--- START OF Input for this task ---
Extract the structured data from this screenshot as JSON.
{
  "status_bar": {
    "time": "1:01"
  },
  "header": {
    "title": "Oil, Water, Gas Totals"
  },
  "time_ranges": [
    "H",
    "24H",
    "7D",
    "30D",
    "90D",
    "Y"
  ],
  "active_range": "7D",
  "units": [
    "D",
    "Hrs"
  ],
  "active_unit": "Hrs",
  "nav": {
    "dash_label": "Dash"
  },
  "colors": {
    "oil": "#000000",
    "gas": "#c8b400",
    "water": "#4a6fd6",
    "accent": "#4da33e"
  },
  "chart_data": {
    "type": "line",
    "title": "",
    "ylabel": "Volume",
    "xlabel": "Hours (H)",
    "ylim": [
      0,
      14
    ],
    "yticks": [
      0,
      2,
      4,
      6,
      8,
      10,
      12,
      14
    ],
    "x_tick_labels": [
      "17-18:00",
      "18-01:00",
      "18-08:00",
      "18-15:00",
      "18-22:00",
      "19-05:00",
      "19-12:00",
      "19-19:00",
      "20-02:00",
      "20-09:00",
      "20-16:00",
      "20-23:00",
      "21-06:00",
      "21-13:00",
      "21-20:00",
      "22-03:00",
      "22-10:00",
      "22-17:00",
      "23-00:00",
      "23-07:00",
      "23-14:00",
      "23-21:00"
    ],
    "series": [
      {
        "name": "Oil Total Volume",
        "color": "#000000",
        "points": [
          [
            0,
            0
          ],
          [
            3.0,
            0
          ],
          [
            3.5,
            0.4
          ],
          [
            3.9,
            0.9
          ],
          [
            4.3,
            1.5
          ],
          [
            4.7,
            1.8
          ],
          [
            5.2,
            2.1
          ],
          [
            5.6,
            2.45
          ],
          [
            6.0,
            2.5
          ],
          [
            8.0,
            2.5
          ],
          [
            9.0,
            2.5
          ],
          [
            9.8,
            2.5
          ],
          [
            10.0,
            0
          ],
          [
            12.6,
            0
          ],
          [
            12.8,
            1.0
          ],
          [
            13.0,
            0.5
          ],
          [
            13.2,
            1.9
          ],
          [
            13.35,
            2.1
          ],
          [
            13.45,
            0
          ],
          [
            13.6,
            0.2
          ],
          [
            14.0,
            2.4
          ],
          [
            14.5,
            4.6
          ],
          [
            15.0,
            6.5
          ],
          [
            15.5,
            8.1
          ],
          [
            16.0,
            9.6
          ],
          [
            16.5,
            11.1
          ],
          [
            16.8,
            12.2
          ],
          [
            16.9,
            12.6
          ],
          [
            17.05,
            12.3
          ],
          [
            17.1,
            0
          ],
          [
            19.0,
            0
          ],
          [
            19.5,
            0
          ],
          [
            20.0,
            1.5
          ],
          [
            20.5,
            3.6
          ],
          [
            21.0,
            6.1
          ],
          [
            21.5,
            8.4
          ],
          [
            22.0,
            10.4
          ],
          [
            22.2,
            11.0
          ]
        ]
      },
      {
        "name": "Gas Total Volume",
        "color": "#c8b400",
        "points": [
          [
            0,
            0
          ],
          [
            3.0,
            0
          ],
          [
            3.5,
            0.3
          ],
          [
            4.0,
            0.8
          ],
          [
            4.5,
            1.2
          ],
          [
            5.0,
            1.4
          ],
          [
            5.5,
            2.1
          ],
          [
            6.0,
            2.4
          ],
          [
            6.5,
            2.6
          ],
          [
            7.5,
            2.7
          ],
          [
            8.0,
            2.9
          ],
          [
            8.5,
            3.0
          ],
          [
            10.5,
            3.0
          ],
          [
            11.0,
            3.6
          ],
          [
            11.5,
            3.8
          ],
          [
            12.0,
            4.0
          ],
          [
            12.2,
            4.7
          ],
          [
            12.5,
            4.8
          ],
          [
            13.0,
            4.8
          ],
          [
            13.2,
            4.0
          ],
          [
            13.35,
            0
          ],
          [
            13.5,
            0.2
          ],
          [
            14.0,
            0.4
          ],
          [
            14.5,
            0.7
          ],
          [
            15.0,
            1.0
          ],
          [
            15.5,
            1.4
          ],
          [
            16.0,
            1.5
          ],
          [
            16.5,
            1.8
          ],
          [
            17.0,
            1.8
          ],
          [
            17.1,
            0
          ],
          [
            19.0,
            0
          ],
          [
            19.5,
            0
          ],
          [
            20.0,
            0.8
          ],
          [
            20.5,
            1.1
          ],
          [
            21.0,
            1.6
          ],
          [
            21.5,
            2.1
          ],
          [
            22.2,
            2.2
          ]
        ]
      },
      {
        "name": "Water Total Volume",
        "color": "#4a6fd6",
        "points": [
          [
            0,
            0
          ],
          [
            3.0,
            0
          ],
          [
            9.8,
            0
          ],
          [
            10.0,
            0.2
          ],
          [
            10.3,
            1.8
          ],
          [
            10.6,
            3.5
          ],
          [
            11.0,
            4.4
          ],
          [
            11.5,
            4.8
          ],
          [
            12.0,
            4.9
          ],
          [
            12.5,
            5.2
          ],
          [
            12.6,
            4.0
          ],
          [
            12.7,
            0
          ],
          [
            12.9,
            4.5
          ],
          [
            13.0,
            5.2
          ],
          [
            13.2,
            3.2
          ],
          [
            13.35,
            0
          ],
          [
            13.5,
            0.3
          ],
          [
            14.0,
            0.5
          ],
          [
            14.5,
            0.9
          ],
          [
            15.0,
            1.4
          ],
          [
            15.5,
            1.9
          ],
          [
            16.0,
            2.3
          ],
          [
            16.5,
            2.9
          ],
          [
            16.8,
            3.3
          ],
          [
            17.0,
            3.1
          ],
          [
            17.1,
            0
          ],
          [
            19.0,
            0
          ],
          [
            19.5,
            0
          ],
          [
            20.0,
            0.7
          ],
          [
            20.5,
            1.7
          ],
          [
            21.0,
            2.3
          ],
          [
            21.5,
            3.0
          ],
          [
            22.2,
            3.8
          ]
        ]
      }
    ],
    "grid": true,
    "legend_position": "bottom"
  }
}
--- END OF Input for this task ---
## What you need to do
The whole listing above needs to be written out again exactly.

## Problem solution
Extract the structured data from this screenshot as JSON.
{
  "status_bar": {
    "time": "1:01"
  },
  "header": {
    "title": "Oil, Water, Gas Totals"
  },
  "time_ranges": [
    "H",
    "24H",
    "7D",
    "30D",
    "90D",
    "Y"
  ],
  "active_range": "7D",
  "units": [
    "D",
    "Hrs"
  ],
  "active_unit": "Hrs",
  "nav": {
    "dash_label": "Dash"
  },
  "colors": {
    "oil": "#000000",
    "gas": "#c8b400",
    "water": "#4a6fd6",
    "accent": "#4da33e"
  },
  "chart_data": {
    "type": "line",
    "title": "",
    "ylabel": "Volume",
    "xlabel": "Hours (H)",
    "ylim": [
      0,
      14
    ],
    "yticks": [
      0,
      2,
      4,
      6,
      8,
      10,
      12,
      14
    ],
    "x_tick_labels": [
      "17-18:00",
      "18-01:00",
      "18-08:00",
      "18-15:00",
      "18-22:00",
      "19-05:00",
      "19-12:00",
      "19-19:00",
      "20-02:00",
      "20-09:00",
      "20-16:00",
      "20-23:00",
      "21-06:00",
      "21-13:00",
      "21-20:00",
      "22-03:00",
      "22-10:00",
      "22-17:00",
      "23-00:00",
      "23-07:00",
      "23-14:00",
      "23-21:00"
    ],
    "series": [
      {
        "name": "Oil Total Volume",
        "color": "#000000",
        "points": [
          [
            0,
            0
          ],
          [
            3.0,
            0
          ],
          [
            3.5,
            0.4
          ],
          [
            3.9,
            0.9
          ],
          [
            4.3,
            1.5
          ],
          [
            4.7,
            1.8
          ],
          [
            5.2,
            2.1
          ],
          [
            5.6,
            2.45
          ],
          [
            6.0,
            2.5
          ],
          [
            8.0,
            2.5
          ],
          [
            9.0,
            2.5
          ],
          [
            9.8,
            2.5
          ],
          [
            10.0,
            0
          ],
          [
            12.6,
            0
          ],
          [
            12.8,
            1.0
          ],
          [
            13.0,
            0.5
          ],
          [
            13.2,
            1.9
          ],
          [
            13.35,
            2.1
          ],
          [
            13.45,
            0
          ],
          [
            13.6,
            0.2
          ],
          [
            14.0,
            2.4
          ],
          [
            14.5,
            4.6
          ],
          [
            15.0,
            6.5
          ],
          [
            15.5,
            8.1
          ],
          [
            16.0,
            9.6
          ],
          [
            16.5,
            11.1
          ],
          [
            16.8,
            12.2
          ],
          [
            16.9,
            12.6
          ],
          [
            17.05,
            12.3
          ],
          [
            17.1,
            0
          ],
          [
            19.0,
            0
          ],
          [
            19.5,
            0
          ],
          [
            20.0,
            1.5
          ],
          [
            20.5,
            3.6
          ],
          [
            21.0,
            6.1
          ],
          [
            21.5,
            8.4
          ],
          [
            22.0,
            10.4
          ],
          [
            22.2,
            11.0
          ]
        ]
      },
      {
        "name": "Gas Total Volume",
        "color": "#c8b400",
        "points": [
          [
            0,
            0
          ],
          [
            3.0,
            0
          ],
          [
            3.5,
            0.3
          ],
          [
            4.0,
            0.8
          ],
          [
            4.5,
            1.2
          ],
          [
            5.0,
            1.4
          ],
          [
            5.5,
            2.1
          ],
          [
            6.0,
            2.4
          ],
          [
            6.5,
            2.6
          ],
          [
            7.5,
            2.7
          ],
          [
            8.0,
            2.9
          ],
          [
            8.5,
            3.0
          ],
          [
            10.5,
            3.0
          ],
          [
            11.0,
            3.6
          ],
          [
            11.5,
            3.8
          ],
          [
            12.0,
            4.0
          ],
          [
            12.2,
            4.7
          ],
          [
            12.5,
            4.8
          ],
          [
            13.0,
            4.8
          ],
          [
            13.2,
            4.0
          ],
          [
            13.35,
            0
          ],
          [
            13.5,
            0.2
          ],
          [
            14.0,
            0.4
          ],
          [
            14.5,
            0.7
          ],
          [
            15.0,
            1.0
          ],
          [
            15.5,
            1.4
          ],
          [
            16.0,
            1.5
          ],
          [
            16.5,
            1.8
          ],
          [
            17.0,
            1.8
          ],
          [
            17.1,
            0
          ],
          [
            19.0,
            0
          ],
          [
            19.5,
            0
          ],
          [
            20.0,
            0.8
          ],
          [
            20.5,
            1.1
          ],
          [
            21.0,
            1.6
          ],
          [
            21.5,
            2.1
          ],
          [
            22.2,
            2.2
          ]
        ]
      },
      {
        "name": "Water Total Volume",
        "color": "#4a6fd6",
        "points": [
          [
            0,
            0
          ],
          [
            3.0,
            0
          ],
          [
            9.8,
            0
          ],
          [
            10.0,
            0.2
          ],
          [
            10.3,
            1.8
          ],
          [
            10.6,
            3.5
          ],
          [
            11.0,
            4.4
          ],
          [
            11.5,
            4.8
          ],
          [
            12.0,
            4.9
          ],
          [
            12.5,
            5.2
          ],
          [
            12.6,
            4.0
          ],
          [
            12.7,
            0
          ],
          [
            12.9,
            4.5
          ],
          [
            13.0,
            5.2
          ],
          [
            13.2,
            3.2
          ],
          [
            13.35,
            0
          ],
          [
            13.5,
            0.3
          ],
          [
            14.0,
            0.5
          ],
          [
            14.5,
            0.9
          ],
          [
            15.0,
            1.4
          ],
          [
            15.5,
            1.9
          ],
          [
            16.0,
            2.3
          ],
          [
            16.5,
            2.9
          ],
          [
            16.8,
            3.3
          ],
          [
            17.0,
            3.1
          ],
          [
            17.1,
            0
          ],
          [
            19.0,
            0
          ],
          [
            19.5,
            0
          ],
          [
            20.0,
            0.7
          ],
          [
            20.5,
            1.7
          ],
          [
            21.0,
            2.3
          ],
          [
            21.5,
            3.0
          ],
          [
            22.2,
            3.8
          ]
        ]
      }
    ],
    "grid": true,
    "legend_position": "bottom"
  }
}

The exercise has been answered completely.